## [Exercise details]
Copy each line below that includes "data".

## [Task input]
::::

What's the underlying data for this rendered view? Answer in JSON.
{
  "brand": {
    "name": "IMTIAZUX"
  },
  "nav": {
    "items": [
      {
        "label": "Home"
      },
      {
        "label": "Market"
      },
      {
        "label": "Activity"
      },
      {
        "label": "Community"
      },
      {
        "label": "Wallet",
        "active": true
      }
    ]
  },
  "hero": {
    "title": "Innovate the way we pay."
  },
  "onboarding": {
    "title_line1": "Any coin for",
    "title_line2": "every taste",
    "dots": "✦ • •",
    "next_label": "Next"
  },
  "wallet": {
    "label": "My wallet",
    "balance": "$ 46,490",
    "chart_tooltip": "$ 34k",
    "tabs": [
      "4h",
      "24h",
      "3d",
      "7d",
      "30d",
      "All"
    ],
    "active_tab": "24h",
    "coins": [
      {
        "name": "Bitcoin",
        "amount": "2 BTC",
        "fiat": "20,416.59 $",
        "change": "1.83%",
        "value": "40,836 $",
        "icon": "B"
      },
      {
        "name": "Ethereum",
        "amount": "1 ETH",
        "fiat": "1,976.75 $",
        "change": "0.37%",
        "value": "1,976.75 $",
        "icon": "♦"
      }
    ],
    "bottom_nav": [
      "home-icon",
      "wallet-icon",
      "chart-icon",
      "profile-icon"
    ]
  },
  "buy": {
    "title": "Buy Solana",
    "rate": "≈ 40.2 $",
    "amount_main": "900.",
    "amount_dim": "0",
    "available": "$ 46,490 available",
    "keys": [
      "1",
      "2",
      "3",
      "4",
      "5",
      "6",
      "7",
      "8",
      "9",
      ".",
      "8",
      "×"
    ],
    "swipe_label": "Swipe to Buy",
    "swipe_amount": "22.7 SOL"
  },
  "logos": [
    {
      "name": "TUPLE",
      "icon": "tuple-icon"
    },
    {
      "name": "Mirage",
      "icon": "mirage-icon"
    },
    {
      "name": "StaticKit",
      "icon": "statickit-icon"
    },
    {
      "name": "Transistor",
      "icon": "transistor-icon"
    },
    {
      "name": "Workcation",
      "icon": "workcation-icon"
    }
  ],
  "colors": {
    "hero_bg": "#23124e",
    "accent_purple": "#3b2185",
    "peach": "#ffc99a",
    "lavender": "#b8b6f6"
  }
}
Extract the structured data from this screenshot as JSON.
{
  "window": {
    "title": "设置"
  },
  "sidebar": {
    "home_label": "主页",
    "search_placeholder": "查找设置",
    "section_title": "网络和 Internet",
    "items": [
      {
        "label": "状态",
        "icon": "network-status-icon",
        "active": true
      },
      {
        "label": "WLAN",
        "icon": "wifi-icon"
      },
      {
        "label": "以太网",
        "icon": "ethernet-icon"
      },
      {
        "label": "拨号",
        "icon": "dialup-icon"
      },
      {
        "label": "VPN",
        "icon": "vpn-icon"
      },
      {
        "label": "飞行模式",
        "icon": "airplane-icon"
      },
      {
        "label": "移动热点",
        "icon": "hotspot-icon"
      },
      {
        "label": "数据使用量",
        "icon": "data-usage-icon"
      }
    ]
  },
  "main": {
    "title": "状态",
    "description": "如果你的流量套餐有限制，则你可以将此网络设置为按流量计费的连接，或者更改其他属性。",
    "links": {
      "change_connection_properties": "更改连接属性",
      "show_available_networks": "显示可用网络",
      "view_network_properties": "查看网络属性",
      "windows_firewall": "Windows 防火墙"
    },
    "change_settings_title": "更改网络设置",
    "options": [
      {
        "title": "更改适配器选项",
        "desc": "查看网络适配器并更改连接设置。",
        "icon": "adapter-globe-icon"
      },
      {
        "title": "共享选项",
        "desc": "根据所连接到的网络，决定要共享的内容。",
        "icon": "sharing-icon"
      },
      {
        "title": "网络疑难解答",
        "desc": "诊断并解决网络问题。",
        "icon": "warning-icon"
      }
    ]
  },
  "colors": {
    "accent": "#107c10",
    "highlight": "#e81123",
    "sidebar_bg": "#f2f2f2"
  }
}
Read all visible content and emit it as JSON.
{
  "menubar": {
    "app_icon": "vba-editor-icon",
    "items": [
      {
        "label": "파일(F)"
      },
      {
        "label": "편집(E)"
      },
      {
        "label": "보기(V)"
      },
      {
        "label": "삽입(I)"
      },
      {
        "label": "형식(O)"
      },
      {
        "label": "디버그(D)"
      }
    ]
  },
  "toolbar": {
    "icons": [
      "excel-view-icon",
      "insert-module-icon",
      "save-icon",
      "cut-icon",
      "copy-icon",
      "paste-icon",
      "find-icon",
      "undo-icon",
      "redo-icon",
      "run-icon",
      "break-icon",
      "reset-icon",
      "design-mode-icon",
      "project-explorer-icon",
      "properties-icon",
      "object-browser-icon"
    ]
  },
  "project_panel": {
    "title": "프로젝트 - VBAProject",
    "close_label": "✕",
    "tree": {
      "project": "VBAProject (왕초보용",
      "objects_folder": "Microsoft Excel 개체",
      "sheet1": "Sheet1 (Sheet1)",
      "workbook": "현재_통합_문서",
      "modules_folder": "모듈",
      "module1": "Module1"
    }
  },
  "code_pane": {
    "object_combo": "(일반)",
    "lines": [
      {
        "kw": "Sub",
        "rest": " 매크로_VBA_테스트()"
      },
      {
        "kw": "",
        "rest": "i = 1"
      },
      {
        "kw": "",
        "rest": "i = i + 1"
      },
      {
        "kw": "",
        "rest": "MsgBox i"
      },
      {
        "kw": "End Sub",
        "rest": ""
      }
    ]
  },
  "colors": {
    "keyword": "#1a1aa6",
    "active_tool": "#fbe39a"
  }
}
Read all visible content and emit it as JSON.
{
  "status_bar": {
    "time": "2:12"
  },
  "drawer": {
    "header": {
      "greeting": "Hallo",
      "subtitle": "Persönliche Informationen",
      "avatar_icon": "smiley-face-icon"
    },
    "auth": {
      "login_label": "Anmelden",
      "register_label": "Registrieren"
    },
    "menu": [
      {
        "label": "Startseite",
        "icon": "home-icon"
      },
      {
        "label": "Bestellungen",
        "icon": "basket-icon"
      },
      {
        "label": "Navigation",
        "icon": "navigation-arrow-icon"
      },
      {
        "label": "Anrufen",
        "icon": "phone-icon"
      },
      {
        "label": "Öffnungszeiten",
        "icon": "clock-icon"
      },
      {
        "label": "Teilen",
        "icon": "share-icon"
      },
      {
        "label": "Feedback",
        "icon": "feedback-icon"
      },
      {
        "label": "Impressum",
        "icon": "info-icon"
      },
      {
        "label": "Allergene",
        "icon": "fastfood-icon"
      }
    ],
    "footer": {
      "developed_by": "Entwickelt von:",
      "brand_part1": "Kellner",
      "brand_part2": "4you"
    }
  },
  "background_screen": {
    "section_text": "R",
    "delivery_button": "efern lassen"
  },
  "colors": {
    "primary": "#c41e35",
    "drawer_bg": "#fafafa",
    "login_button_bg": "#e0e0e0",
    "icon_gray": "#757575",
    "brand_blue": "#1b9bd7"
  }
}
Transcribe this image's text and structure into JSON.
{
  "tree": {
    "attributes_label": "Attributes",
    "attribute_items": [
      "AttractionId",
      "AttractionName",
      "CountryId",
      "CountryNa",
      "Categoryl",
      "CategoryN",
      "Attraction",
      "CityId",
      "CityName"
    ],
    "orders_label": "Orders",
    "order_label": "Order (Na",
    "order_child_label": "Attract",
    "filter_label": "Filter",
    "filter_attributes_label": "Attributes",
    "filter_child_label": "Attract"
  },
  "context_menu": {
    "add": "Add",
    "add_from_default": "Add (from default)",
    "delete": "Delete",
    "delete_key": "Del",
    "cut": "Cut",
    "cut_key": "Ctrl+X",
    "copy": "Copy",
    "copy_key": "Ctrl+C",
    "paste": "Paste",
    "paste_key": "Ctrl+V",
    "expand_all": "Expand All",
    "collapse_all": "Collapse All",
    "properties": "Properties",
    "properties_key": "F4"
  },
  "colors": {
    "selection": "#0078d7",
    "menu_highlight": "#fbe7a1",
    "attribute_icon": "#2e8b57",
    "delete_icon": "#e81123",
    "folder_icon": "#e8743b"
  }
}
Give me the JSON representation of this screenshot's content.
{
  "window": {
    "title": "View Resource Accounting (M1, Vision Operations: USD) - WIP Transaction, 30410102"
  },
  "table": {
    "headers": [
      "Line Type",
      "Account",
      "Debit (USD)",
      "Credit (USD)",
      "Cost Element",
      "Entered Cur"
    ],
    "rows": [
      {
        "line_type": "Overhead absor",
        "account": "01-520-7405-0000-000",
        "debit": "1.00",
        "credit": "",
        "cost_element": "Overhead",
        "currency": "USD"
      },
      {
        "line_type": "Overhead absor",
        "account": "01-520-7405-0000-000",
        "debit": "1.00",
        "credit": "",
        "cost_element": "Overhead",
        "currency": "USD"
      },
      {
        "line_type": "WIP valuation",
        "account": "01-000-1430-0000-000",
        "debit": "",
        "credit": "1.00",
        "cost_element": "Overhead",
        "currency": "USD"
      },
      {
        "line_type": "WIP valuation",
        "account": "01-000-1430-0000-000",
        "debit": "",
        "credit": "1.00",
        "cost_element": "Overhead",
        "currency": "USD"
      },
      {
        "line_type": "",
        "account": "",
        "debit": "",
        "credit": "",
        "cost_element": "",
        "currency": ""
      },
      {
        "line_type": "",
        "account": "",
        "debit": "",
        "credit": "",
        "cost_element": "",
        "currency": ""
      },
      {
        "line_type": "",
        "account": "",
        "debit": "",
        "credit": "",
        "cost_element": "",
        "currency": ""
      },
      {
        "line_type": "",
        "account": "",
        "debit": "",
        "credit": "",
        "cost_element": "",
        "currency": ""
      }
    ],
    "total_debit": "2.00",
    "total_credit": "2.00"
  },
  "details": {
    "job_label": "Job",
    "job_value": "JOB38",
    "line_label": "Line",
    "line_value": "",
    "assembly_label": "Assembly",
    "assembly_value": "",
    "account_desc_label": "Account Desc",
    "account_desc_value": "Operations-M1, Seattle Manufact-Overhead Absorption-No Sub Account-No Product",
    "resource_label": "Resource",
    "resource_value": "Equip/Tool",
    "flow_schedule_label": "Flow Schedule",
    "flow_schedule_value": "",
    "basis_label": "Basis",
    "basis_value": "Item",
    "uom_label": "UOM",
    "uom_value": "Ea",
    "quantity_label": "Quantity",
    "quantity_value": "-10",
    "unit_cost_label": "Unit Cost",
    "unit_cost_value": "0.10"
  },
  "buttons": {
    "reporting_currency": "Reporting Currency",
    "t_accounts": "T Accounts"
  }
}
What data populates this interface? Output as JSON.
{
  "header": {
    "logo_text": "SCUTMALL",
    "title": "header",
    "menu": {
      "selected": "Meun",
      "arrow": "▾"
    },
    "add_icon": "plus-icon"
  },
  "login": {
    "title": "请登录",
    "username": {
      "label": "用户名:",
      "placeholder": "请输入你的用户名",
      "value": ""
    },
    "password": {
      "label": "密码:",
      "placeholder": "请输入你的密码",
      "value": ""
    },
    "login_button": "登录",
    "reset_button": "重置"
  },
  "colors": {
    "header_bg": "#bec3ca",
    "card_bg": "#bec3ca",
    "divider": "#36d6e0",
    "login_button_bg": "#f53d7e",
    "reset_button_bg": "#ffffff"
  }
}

::::

## [Complete output]
What's the underlying data for this rendered view? Answer in JSON.
Extract the structured data from this screenshot as JSON.
        "icon": "data-usage-icon"
What data populates this interface? Output as JSON.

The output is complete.